=== What to do ===
A) Do these statements agree with the passage on Advance Agro's eucalyptus plantations? (i) StoraEnso holds 19% of the company's shares. (ii) About 600 farmers grow eucalyptus under contract to Agro Lines. (iii) In the past, Laem Khao Chan villagers grew rice, cassava and pumpkin. For each, answer yes or no and quote the words that decide it.
B) Can you write one more paragraph that continues the passage on Advance Agro's eucalyptus plantations, starting after its last sentence?
━━━━━ Page excerpt ━━━━━
The company's main shareholders are the Soon Hua Seng Group (56%), StoraEnso, Europe's largest pulp and paper producer (19%), New Oji Paper, Japan's largest paper producer (5.5%) and CDC (1%).
At present the mill obtains its raw material supplies from 32,000 hectares of eucalyptus plantations and additional 57,000 hectares of eucalyptus grown by 6,000 farmers under contract to Agro Lines.
Advance Agro markets its "Double A" brand paper as environmentally friendly. The company's advertising explains that the raw material comes from plantations and thus relieves pressure on remaining forest areas. But in reality, Advance Agro's plantations have displaced communities and are the final stage of deforestation in east Thailand.
Laem Khao Chan village is about 100 years old and is close to one of Advance Agro's mills. In the past, villagers grew rice, cassava and pumpkin. When SHS started to look for land to plant eucalyptus many villagers sold the land they had used for cassava planting to the company. But villagers found that the eucalyptus plantations started to affect their rice fields as well.
Suwan Kaewchan, a member of the Laem Khao Chan Tambon Administration Organization in Laem Khao Chan village, explained: "When the company came and started planting eucalyptus near the rice fields, the water began to dry up and people found they couldn't grow rice. One by one they began to sell their land and leave. They went to work as hired labour in other areas or with the company."
Villagers who kept their land but planted eucalyptus under contract to the company faced another problem, as Kasem Pet-natee of the Khwae Rabom-Siyad Development Project pointed out: "After the first harvest, the soil is so degraded that villagers have to spend money to improve the soil. Removing the trees is difficult. Villagers have to hire expensive machinery to remove the stumps and roots of the trees. Agricultural communities are falling into debt to banks and moneylenders. When villagers cannot pay, the banks take their land."
Wastewater from Advance Agro's mill is poured onto the eucalyptus plantations. The filthy water lies in channels between the rows of the eucalyptus trees. Villagers point out that although the water is treated at the pulp mill, this does not mean that the water is clean. Recently water released from the mill killed villagers’ rice crops. Dust from the mill also spread to the villagers’ houses and brought a rash to their skin.
━━━━━ Material supplied ━━━━━
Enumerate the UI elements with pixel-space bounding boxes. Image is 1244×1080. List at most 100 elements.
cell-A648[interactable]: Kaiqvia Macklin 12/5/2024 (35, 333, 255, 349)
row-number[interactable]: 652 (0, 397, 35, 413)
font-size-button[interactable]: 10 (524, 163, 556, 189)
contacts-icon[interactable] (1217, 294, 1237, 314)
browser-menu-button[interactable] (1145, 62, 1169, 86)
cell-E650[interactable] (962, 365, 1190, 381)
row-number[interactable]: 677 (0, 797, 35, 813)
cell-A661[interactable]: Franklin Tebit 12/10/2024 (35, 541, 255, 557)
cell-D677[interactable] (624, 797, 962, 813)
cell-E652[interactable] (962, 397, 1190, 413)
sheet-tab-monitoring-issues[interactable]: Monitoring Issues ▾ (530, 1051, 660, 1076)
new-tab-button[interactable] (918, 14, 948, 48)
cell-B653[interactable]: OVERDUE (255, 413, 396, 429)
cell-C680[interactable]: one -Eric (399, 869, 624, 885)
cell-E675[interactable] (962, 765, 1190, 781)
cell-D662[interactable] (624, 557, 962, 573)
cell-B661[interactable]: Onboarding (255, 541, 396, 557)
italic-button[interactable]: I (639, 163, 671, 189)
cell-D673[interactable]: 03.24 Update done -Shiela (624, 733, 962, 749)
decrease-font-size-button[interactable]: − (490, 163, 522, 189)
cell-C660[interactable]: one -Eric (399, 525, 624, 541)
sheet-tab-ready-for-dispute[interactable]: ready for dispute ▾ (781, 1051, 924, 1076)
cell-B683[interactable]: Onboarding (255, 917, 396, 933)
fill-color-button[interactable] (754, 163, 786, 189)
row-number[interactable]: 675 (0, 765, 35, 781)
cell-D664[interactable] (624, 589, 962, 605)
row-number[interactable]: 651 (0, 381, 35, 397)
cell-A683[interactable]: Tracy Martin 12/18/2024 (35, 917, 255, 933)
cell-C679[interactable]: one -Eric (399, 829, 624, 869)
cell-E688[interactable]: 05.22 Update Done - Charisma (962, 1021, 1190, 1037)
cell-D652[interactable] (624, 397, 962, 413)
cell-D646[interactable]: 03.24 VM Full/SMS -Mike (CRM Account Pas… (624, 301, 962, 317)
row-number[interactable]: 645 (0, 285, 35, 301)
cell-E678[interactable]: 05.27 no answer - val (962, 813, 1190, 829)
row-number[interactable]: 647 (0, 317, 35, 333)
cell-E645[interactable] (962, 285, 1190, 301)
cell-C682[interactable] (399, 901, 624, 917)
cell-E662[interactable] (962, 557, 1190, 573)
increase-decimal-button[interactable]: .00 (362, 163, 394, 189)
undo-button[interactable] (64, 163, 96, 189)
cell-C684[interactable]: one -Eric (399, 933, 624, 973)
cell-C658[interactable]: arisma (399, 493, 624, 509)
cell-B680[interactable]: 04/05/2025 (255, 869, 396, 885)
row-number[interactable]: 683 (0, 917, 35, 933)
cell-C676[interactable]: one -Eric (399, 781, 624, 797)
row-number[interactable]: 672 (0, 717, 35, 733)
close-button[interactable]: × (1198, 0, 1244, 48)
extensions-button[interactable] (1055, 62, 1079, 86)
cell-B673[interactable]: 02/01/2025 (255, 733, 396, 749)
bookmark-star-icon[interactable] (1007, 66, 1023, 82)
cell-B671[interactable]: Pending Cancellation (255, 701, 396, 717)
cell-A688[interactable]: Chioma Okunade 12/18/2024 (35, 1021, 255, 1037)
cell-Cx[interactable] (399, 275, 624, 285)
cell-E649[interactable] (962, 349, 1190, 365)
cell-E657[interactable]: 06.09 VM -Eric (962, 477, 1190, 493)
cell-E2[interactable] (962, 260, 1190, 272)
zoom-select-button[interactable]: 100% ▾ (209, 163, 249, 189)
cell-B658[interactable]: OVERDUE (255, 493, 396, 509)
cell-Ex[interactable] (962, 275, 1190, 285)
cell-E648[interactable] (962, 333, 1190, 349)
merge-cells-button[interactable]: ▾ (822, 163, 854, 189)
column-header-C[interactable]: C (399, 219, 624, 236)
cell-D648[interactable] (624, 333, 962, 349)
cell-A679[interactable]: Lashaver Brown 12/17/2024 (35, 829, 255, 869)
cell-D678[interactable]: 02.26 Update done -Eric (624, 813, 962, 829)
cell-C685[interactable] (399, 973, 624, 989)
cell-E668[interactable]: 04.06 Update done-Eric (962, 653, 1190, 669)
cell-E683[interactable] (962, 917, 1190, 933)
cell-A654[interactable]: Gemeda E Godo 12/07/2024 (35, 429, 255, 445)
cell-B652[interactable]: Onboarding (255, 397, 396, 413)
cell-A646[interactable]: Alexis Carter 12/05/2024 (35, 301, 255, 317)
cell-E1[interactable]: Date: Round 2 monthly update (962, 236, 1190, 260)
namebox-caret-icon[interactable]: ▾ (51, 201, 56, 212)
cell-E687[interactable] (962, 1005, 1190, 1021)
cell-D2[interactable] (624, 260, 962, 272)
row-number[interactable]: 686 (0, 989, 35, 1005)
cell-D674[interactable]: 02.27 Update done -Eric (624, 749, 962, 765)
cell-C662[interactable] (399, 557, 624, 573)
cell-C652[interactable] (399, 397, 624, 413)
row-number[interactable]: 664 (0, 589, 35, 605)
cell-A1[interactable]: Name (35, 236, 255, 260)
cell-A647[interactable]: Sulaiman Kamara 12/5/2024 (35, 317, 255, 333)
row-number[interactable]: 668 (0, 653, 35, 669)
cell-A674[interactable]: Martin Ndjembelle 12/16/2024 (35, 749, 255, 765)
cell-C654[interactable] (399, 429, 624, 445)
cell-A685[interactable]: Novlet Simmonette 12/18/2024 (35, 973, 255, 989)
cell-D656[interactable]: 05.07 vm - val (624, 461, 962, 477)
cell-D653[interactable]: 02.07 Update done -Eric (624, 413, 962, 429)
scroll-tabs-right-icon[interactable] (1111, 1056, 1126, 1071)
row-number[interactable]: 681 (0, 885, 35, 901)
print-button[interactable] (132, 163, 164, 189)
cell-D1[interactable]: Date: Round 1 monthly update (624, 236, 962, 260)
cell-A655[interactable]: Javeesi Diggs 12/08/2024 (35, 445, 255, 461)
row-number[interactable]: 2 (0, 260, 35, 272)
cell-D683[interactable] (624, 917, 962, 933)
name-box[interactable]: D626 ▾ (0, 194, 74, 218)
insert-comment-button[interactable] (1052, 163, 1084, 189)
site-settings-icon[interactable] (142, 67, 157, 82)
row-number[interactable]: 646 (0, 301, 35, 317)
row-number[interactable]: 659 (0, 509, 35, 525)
━━━━━
=== Expected outputs ===
A)
(i) Yes: "StoraEnso, Europe's largest pulp and paper producer (19%)"
(ii) No: "57,000 hectares of eucalyptus grown by 6,000 farmers under contract to Agro Lines"
(iii) Yes: "In the past, villagers grew rice, cassava and pumpkin."

B)
Several transnational corporations have benefited from contracts on Advance Agro's mills. Jaakko Poyry, the world's largest forestry and engineering consulting company of Finland, won a contract (of not more than 3 years and signed on 15 December 1993) from Advance Agro for engineering design, project and construction management for the mill. The corporation was paid US$15,250 each week, excluding an hourly fee of US$60 for carrying out additional orders. Another contract (signed on 5 September 1995) was made with Finland’s Ahlstrom Corporation for a 10-year provision of technical services. The first-year payment was US$350,000 and 3% of Advance Agro’s net revenue had to be paid annually to Ahlstrom for the outstanding payment.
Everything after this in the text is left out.